> [EXERCISE AIM] Reproduce every line in the listing that contains the word "国家发展改革委".

──────────

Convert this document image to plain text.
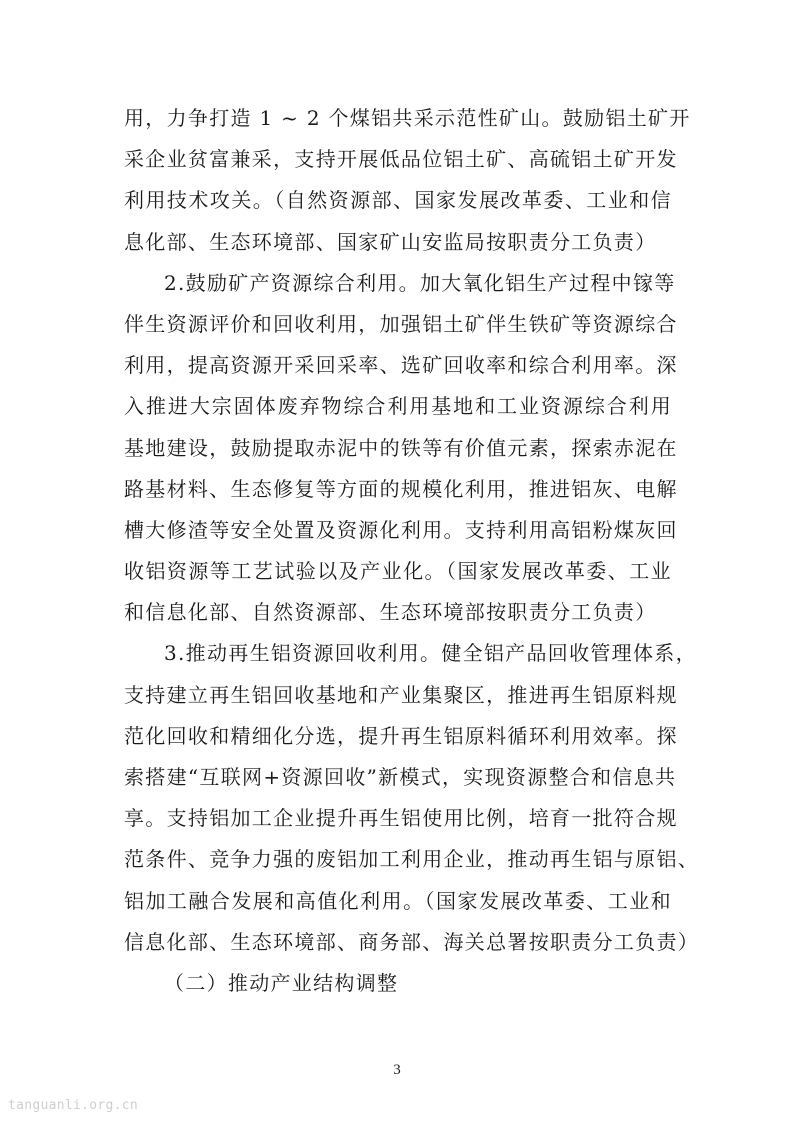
用，力争打造 1 ~ 2 个煤铝共采示范性矿山。鼓励铝土矿开
采企业贫富兼采，支持开展低品位铝土矿、高硫铝土矿开发
利用技术攻关。（自然资源部、国家发展改革委、工业和信
息化部、生态环境部、国家矿山安监局按职责分工负责）
2.鼓励矿产资源综合利用。加大氧化铝生产过程中镓等
伴生资源评价和回收利用，加强铝土矿伴生铁矿等资源综合
利用，提高资源开采回采率、选矿回收率和综合利用率。深
入推进大宗固体废弃物综合利用基地和工业资源综合利用
基地建设，鼓励提取赤泥中的铁等有价值元素，探索赤泥在
路基材料、生态修复等方面的规模化利用，推进铝灰、电解
槽大修渣等安全处置及资源化利用。支持利用高铝粉煤灰回
收铝资源等工艺试验以及产业化。（国家发展改革委、工业
和信息化部、自然资源部、生态环境部按职责分工负责）
3.推动再生铝资源回收利用。健全铝产品回收管理体系，
支持建立再生铝回收基地和产业集聚区，推进再生铝原料规
范化回收和精细化分选，提升再生铝原料循环利用效率。探
索搭建“互联网+资源回收”新模式，实现资源整合和信息共
享。支持铝加工企业提升再生铝使用比例，培育一批符合规
范条件、竞争力强的废铝加工利用企业，推动再生铝与原铝、
铝加工融合发展和高值化利用。（国家发展改革委、工业和
信息化部、生态环境部、商务部、海关总署按职责分工负责）
（二）推动产业结构调整
3
tanguanli.org.cn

──────────

> [COMPLETE OUTPUT]
利用技术攻关。（自然资源部、国家发展改革委、工业和信
收铝资源等工艺试验以及产业化。（国家发展改革委、工业
铝加工融合发展和高值化利用。（国家发展改革委、工业和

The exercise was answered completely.